Your task >> Write every record out again exactly, and keep images out of it.

* START Record set *

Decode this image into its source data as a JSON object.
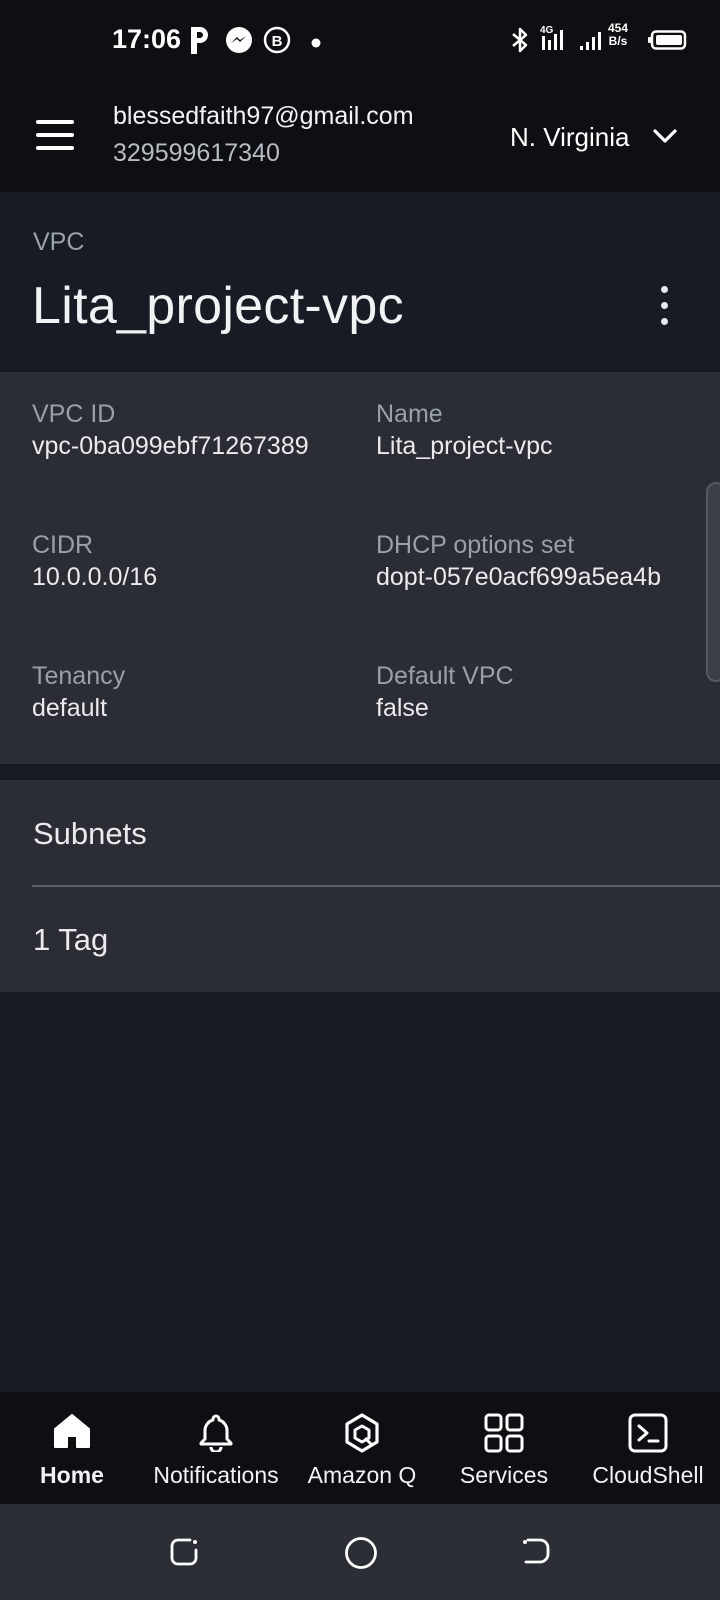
{
  "status_bar": {
    "time": "17:06",
    "net_speed_value": "454",
    "net_speed_unit": "B/s",
    "network_type": "4G",
    "icons": [
      "parking-icon",
      "messenger-icon",
      "b-icon",
      "dot-icon",
      "bluetooth-icon",
      "signal-icon",
      "battery-icon"
    ]
  },
  "header": {
    "email": "blessedfaith97@gmail.com",
    "account_id": "329599617340",
    "region": "N. Virginia"
  },
  "title": {
    "kicker": "VPC",
    "name": "Lita_project-vpc"
  },
  "details": {
    "vpc_id": {
      "label": "VPC ID",
      "value": "vpc-0ba099ebf71267389"
    },
    "name": {
      "label": "Name",
      "value": "Lita_project-vpc"
    },
    "cidr": {
      "label": "CIDR",
      "value": "10.0.0.0/16"
    },
    "dhcp": {
      "label": "DHCP options set",
      "value": "dopt-057e0acf699a5ea4b"
    },
    "tenancy": {
      "label": "Tenancy",
      "value": "default"
    },
    "default_vpc": {
      "label": "Default VPC",
      "value": "false"
    }
  },
  "sections": [
    {
      "label": "Subnets"
    },
    {
      "label": "1 Tag"
    }
  ],
  "bottom_nav": {
    "active": "Home",
    "items": [
      {
        "label": "Home",
        "icon": "home-icon"
      },
      {
        "label": "Notifications",
        "icon": "bell-icon"
      },
      {
        "label": "Amazon Q",
        "icon": "amazon-q-icon"
      },
      {
        "label": "Services",
        "icon": "grid-icon"
      },
      {
        "label": "CloudShell",
        "icon": "terminal-icon"
      }
    ]
  },
  "colors": {
    "background": "#161a22",
    "header": "#0d0f12",
    "panel": "#2a2d33",
    "label": "#98a0a8",
    "text": "#e9ebee"
  }
}
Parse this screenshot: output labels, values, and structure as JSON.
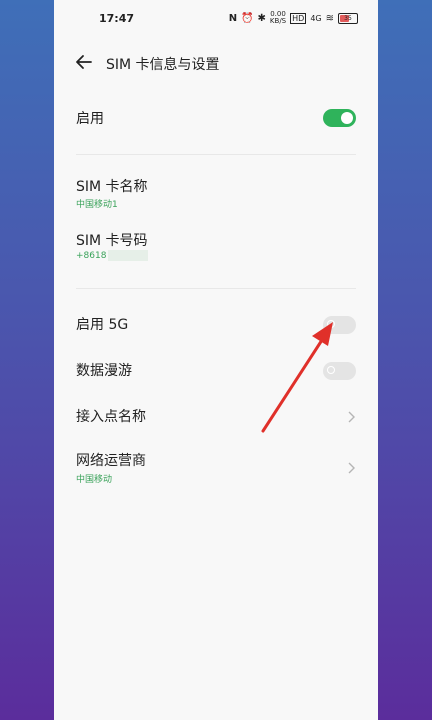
{
  "status_bar": {
    "time": "17:47",
    "speed_value": "0.00",
    "speed_unit": "KB/S",
    "network": "4G",
    "battery": "35"
  },
  "header": {
    "title": "SIM 卡信息与设置"
  },
  "settings": {
    "enable_label": "启用",
    "enable_on": true,
    "sim_name_label": "SIM 卡名称",
    "sim_name_value": "中国移动1",
    "sim_number_label": "SIM 卡号码",
    "sim_number_value": "+8618",
    "enable5g_label": "启用 5G",
    "enable5g_on": false,
    "roaming_label": "数据漫游",
    "roaming_on": false,
    "apn_label": "接入点名称",
    "operator_label": "网络运营商",
    "operator_value": "中国移动"
  },
  "colors": {
    "toggle_on": "#2fb35b",
    "toggle_off": "#e4e4e4",
    "subtext_green": "#3aa25a",
    "annotation_arrow": "#e0302a"
  }
}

* END Record set *

Result of the exercise >>
Decode this image into its source data as a JSON object.
{
  "status_bar": {
    "time": "17:06",
    "net_speed_value": "454",
    "net_speed_unit": "B/s",
    "network_type": "4G",
    "icons": [
      "parking-icon",
      "messenger-icon",
      "b-icon",
      "dot-icon",
      "bluetooth-icon",
      "signal-icon",
      "battery-icon"
    ]
  },
  "header": {
    "email": "blessedfaith97@gmail.com",
    "account_id": "329599617340",
    "region": "N. Virginia"
  },
  "title": {
    "kicker": "VPC",
    "name": "Lita_project-vpc"
  },
  "details": {
    "vpc_id": {
      "label": "VPC ID",
      "value": "vpc-0ba099ebf71267389"
    },
    "name": {
      "label": "Name",
      "value": "Lita_project-vpc"
    },
    "cidr": {
      "label": "CIDR",
      "value": "10.0.0.0/16"
    },
    "dhcp": {
      "label": "DHCP options set",
      "value": "dopt-057e0acf699a5ea4b"
    },
    "tenancy": {
      "label": "Tenancy",
      "value": "default"
    },
    "default_vpc": {
      "label": "Default VPC",
      "value": "false"
    }
  },
  "sections": [
    {
      "label": "Subnets"
    },
    {
      "label": "1 Tag"
    }
  ],
  "bottom_nav": {
    "active": "Home",
    "items": [
      {
        "label": "Home",
        "icon": "home-icon"
      },
      {
        "label": "Notifications",
        "icon": "bell-icon"
      },
      {
        "label": "Amazon Q",
        "icon": "amazon-q-icon"
      },
      {
        "label": "Services",
        "icon": "grid-icon"
      },
      {
        "label": "CloudShell",
        "icon": "terminal-icon"
      }
    ]
  },
  "colors": {
    "background": "#161a22",
    "header": "#0d0f12",
    "panel": "#2a2d33",
    "label": "#98a0a8",
    "text": "#e9ebee"
  }
}
Parse this screenshot: output labels, values, and structure as JSON.
{
  "status_bar": {
    "time": "17:47",
    "speed_value": "0.00",
    "speed_unit": "KB/S",
    "network": "4G",
    "battery": "35"
  },
  "header": {
    "title": "SIM 卡信息与设置"
  },
  "settings": {
    "enable_label": "启用",
    "enable_on": true,
    "sim_name_label": "SIM 卡名称",
    "sim_name_value": "中国移动1",
    "sim_number_label": "SIM 卡号码",
    "sim_number_value": "+8618",
    "enable5g_label": "启用 5G",
    "enable5g_on": false,
    "roaming_label": "数据漫游",
    "roaming_on": false,
    "apn_label": "接入点名称",
    "operator_label": "网络运营商",
    "operator_value": "中国移动"
  },
  "colors": {
    "toggle_on": "#2fb35b",
    "toggle_off": "#e4e4e4",
    "subtext_green": "#3aa25a",
    "annotation_arrow": "#e0302a"
  }
}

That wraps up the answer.